* OBJECTIVE: The exercise asks you to copy every line below in which "title" appears.

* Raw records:
.....

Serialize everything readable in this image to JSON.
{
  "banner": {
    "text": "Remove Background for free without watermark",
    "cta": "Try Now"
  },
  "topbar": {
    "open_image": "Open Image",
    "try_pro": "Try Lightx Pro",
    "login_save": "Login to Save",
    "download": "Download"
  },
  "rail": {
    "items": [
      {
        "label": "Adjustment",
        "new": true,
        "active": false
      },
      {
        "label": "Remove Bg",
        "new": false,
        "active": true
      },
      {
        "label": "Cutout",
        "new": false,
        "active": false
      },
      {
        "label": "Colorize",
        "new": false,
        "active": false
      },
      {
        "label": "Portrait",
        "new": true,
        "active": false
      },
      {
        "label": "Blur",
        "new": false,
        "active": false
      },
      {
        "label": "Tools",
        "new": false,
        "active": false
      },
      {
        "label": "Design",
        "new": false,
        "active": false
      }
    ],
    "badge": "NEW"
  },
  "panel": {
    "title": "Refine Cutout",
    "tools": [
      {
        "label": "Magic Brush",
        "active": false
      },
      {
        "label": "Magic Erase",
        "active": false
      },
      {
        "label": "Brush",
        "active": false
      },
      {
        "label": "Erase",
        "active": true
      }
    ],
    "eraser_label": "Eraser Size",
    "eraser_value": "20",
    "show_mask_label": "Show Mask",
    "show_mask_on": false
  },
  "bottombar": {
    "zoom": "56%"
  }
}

.....

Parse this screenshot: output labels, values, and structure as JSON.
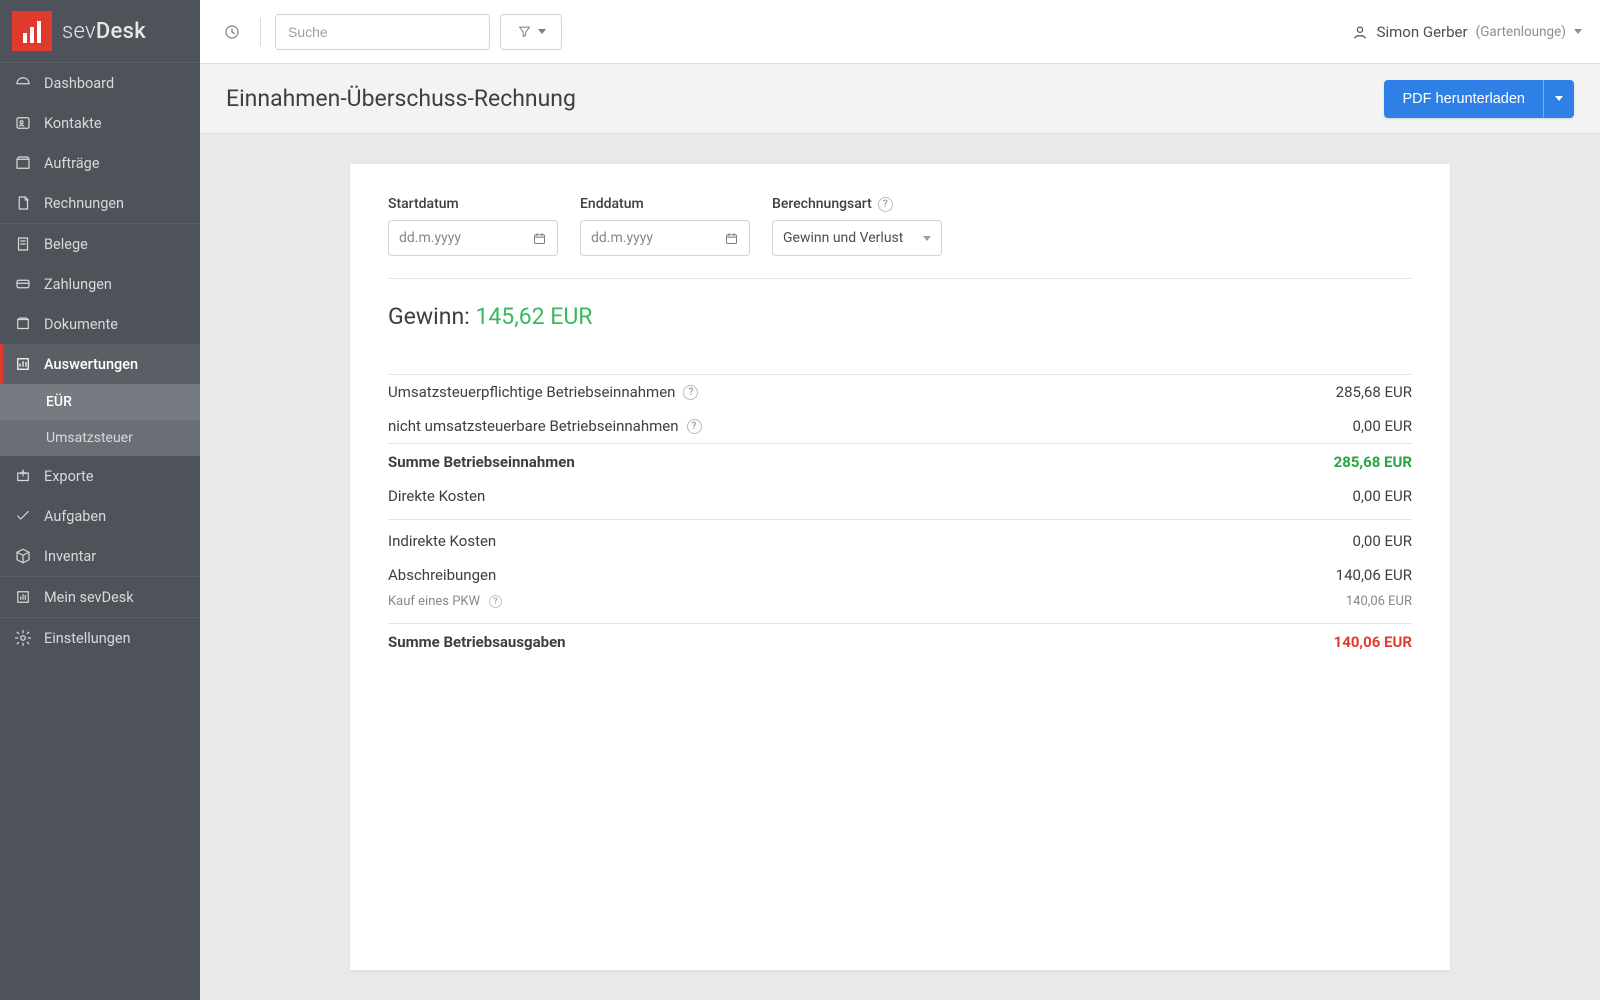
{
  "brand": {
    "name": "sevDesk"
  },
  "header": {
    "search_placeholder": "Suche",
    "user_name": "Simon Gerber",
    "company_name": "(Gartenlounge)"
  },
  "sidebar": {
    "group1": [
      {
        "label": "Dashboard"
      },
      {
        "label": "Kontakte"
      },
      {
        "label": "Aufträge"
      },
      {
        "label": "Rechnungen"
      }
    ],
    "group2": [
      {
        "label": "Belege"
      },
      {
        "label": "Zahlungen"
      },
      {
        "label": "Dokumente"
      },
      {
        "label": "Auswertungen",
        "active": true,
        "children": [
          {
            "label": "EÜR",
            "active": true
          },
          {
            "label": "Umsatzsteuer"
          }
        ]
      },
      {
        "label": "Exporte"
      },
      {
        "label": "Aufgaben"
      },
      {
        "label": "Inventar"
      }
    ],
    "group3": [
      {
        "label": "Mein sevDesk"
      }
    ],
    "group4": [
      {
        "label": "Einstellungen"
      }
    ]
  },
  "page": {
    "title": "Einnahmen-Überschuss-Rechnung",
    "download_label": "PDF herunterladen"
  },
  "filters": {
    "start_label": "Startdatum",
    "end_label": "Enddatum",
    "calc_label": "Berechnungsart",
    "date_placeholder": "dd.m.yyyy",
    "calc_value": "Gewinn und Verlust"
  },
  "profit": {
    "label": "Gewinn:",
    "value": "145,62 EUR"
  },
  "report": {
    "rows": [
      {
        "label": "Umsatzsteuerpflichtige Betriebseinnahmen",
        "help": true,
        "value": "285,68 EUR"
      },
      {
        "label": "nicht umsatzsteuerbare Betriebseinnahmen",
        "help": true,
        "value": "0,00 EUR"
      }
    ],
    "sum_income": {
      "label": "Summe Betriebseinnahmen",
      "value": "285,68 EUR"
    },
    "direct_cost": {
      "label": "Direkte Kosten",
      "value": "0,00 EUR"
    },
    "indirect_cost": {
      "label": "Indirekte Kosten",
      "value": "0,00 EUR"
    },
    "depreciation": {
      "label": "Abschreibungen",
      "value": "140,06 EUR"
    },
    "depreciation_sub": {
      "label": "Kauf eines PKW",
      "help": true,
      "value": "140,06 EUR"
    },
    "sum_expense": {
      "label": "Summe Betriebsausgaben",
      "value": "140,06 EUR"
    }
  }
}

.....

* WRITTEN SOLUTION:
    "title": "Refine Cutout",
    "title": "Einnahmen-Überschuss-Rechnung",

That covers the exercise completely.